Give the listing below again in full, exactly as written.

────────────────────

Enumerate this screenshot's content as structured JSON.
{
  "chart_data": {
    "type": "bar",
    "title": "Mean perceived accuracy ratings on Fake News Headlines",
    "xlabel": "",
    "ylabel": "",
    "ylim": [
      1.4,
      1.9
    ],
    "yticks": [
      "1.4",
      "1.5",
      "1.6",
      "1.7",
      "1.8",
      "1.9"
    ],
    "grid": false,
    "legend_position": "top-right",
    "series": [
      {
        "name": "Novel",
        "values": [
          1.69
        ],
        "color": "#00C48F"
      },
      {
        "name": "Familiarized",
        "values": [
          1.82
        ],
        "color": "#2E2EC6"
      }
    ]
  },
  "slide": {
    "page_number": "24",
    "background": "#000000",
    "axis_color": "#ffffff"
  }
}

────────────────────

# [Exercise response]
Enumerate this screenshot's content as structured JSON.
{
  "chart_data": {
    "type": "bar",
    "title": "Mean perceived accuracy ratings on Fake News Headlines",
    "xlabel": "",
    "ylabel": "",
    "ylim": [
      1.4,
      1.9
    ],
    "yticks": [
      "1.4",
      "1.5",
      "1.6",
      "1.7",
      "1.8",
      "1.9"
    ],
    "grid": false,
    "legend_position": "top-right",
    "series": [
      {
        "name": "Novel",
        "values": [
          1.69
        ],
        "color": "#00C48F"
      },
      {
        "name": "Familiarized",
        "values": [
          1.82
        ],
        "color": "#2E2EC6"
      }
    ]
  },
  "slide": {
    "page_number": "24",
    "background": "#000000",
    "axis_color": "#ffffff"
  }
}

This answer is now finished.